# WRITTEN INSTRUCTION:
Copy each line that contains the string "episode".
_ _ _ _
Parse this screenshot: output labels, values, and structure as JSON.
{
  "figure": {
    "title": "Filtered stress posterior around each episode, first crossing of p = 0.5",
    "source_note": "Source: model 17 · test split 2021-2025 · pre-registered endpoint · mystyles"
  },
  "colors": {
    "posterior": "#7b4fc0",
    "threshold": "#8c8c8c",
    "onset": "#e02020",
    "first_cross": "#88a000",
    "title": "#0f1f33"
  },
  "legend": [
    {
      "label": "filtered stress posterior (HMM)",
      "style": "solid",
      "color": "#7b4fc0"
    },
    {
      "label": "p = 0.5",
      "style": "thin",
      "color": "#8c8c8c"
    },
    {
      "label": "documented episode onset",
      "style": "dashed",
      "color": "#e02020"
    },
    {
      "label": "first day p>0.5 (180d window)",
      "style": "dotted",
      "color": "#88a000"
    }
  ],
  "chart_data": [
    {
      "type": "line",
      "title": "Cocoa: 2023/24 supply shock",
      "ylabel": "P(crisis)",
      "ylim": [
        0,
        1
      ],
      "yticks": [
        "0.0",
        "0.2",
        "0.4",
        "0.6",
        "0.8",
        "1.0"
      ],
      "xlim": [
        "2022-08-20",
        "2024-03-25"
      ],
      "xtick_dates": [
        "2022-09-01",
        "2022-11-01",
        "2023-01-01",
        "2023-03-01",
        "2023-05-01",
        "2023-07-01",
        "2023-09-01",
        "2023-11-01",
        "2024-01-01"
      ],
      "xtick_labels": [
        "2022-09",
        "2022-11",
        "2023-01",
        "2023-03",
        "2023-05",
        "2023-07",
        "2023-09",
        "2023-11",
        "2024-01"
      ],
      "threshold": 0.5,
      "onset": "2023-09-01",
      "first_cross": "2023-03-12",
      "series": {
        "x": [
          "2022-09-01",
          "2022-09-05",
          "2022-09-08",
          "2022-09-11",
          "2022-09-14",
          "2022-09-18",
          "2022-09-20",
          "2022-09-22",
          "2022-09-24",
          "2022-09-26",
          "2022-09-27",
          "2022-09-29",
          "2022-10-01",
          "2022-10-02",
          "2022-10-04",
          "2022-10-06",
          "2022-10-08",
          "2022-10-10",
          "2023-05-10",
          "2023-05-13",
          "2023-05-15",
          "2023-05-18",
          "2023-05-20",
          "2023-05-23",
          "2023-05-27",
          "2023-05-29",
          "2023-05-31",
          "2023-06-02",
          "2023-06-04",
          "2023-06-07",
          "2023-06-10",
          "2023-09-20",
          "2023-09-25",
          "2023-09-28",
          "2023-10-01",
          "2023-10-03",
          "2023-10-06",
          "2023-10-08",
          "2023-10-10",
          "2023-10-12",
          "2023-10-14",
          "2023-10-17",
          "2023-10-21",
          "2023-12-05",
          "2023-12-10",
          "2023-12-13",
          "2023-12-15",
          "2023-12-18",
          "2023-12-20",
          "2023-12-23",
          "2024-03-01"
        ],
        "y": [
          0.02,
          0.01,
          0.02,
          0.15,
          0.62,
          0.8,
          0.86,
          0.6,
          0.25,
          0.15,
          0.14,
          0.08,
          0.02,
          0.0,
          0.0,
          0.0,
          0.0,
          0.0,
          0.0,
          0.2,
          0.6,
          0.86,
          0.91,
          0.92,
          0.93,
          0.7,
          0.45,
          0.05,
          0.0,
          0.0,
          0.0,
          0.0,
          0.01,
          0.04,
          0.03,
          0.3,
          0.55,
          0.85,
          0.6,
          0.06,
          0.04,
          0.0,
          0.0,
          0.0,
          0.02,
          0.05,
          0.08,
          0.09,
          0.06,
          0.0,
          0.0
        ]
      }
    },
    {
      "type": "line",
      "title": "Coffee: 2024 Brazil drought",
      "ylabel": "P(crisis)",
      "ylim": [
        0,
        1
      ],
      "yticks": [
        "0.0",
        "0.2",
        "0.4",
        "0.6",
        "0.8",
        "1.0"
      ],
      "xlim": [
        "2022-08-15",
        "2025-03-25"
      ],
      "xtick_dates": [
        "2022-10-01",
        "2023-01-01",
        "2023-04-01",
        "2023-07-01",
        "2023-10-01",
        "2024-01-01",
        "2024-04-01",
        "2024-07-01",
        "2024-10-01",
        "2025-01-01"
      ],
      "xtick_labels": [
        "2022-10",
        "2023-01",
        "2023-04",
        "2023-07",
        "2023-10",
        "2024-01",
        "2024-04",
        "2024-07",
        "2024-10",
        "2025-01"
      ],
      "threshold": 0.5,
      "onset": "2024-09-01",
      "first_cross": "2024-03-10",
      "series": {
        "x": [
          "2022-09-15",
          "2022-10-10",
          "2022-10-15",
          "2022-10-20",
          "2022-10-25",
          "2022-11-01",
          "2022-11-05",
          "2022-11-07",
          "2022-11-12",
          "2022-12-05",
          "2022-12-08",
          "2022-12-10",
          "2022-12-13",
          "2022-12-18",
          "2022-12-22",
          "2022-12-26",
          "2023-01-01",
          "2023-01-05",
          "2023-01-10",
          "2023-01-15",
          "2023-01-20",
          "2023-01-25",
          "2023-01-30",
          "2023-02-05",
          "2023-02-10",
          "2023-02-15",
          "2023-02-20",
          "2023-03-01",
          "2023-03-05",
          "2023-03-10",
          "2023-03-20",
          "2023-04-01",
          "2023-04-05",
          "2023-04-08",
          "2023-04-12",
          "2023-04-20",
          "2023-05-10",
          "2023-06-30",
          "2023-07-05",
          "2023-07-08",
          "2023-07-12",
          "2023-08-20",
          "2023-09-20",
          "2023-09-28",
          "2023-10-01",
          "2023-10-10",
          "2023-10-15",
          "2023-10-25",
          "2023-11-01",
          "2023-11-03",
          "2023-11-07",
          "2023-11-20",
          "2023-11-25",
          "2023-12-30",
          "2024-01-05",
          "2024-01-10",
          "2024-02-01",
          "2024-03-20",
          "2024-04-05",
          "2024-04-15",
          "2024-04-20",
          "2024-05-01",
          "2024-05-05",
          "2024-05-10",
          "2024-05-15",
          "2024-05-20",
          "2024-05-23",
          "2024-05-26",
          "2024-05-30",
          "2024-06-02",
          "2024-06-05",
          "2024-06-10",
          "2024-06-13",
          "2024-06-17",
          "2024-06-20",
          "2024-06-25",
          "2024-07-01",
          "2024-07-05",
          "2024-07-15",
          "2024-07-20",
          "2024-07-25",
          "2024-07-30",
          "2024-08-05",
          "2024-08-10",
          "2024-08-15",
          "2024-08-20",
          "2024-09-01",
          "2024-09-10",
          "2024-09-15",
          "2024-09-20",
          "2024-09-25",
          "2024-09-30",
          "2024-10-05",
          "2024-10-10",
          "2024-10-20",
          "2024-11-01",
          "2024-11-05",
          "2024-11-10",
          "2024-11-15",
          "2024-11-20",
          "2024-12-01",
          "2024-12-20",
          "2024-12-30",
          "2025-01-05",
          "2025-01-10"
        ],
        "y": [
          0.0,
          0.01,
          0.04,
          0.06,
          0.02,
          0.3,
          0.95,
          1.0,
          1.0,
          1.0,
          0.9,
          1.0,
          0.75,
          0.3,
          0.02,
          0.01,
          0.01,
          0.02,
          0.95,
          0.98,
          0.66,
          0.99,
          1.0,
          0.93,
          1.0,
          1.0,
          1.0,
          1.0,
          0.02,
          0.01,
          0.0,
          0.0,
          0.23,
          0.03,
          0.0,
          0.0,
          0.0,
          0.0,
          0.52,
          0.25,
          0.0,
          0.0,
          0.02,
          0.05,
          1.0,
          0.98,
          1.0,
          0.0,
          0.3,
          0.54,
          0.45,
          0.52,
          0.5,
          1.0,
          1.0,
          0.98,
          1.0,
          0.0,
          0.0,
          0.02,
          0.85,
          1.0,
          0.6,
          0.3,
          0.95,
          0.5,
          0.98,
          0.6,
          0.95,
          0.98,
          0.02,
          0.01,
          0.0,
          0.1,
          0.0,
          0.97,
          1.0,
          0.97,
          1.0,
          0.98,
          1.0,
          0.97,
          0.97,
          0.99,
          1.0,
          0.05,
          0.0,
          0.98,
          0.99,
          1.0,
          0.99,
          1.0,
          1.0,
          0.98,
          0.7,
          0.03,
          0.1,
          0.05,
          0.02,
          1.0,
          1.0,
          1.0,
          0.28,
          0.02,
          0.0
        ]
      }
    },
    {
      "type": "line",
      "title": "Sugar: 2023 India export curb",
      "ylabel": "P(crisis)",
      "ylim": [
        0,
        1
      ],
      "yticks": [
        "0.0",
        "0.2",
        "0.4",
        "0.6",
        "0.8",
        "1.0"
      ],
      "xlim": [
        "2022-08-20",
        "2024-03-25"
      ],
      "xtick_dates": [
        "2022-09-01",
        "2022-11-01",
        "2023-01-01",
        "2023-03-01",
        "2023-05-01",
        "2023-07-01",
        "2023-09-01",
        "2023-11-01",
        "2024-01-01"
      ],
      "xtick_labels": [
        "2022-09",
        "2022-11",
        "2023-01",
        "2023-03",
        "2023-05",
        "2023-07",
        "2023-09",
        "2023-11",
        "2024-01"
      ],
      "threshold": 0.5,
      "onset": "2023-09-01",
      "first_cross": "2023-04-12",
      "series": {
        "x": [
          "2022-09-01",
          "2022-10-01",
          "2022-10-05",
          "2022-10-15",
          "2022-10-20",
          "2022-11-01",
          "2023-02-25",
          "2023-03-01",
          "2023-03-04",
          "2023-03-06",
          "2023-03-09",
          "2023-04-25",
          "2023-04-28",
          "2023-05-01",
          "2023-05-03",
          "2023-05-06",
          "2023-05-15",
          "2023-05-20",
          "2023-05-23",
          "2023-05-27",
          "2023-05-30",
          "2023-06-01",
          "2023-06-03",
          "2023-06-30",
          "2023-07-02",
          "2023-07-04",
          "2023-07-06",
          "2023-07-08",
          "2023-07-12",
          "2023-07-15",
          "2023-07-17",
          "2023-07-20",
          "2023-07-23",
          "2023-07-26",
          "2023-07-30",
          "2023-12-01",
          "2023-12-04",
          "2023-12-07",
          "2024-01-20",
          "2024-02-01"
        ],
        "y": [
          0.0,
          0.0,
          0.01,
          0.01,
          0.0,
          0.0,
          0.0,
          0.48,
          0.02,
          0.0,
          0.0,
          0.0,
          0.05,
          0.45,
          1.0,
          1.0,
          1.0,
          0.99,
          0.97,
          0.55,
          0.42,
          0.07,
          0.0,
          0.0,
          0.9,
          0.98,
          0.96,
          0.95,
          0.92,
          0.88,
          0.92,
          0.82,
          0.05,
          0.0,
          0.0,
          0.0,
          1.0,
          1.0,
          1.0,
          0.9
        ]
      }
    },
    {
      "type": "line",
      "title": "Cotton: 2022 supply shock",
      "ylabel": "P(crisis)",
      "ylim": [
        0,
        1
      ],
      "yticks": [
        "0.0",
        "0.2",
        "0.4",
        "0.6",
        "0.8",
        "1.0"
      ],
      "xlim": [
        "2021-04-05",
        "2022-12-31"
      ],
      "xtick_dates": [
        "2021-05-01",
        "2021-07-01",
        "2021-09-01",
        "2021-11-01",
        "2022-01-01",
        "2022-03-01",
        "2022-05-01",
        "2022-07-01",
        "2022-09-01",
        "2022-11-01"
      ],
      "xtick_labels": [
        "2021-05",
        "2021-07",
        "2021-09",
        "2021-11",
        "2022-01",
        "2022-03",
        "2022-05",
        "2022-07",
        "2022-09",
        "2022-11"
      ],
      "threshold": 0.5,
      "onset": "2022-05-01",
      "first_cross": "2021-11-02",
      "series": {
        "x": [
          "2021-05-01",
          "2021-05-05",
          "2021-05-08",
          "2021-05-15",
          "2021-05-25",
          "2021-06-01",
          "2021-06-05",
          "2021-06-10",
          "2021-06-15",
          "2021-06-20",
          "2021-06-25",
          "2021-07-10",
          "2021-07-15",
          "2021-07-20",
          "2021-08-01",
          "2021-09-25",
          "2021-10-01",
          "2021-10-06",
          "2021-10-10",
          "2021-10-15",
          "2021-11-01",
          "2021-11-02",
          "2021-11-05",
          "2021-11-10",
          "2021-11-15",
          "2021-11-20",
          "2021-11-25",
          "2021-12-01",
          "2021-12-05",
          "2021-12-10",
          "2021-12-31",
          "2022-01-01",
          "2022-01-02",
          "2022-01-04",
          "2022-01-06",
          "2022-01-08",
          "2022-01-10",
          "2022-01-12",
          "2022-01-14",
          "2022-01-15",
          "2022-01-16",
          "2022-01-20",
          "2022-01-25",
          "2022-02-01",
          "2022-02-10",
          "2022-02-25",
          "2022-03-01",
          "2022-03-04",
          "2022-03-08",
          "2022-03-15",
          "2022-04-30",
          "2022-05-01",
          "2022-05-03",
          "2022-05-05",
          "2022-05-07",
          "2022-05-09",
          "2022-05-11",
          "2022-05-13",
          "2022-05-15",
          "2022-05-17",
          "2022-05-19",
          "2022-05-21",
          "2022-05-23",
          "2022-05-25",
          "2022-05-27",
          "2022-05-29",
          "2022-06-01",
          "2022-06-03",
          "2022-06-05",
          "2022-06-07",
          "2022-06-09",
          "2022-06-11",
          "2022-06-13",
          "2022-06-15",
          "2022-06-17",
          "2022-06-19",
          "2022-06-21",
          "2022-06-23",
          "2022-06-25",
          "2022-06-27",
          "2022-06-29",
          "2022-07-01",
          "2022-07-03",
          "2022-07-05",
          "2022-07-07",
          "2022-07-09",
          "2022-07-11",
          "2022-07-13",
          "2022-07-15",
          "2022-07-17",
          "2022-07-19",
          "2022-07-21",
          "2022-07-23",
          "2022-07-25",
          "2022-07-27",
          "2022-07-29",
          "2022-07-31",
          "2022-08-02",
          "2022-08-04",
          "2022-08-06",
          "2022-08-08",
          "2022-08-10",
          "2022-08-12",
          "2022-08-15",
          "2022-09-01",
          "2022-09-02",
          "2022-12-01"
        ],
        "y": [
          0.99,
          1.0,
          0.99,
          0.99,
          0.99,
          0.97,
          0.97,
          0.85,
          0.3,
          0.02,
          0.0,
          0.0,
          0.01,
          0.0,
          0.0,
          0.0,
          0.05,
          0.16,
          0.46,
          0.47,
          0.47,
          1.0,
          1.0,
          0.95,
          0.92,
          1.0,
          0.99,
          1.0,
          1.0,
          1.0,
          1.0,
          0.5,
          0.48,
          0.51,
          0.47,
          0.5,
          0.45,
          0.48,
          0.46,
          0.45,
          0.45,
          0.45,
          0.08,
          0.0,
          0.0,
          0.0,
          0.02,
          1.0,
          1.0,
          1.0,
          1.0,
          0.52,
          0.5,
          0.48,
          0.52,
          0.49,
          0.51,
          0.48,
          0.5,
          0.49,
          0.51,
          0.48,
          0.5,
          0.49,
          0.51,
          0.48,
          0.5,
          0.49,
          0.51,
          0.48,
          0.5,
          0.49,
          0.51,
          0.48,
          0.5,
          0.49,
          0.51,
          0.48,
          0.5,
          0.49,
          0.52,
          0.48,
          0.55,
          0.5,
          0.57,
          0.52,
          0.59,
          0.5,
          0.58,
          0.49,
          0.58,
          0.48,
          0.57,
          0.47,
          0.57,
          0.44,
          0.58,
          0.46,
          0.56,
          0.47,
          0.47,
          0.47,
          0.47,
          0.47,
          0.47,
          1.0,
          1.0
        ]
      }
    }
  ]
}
_ _ _ _
# RESULT OF THIS EXERCISE:
    "title": "Filtered stress posterior around each episode, first crossing of p = 0.5",
      "label": "documented episode onset",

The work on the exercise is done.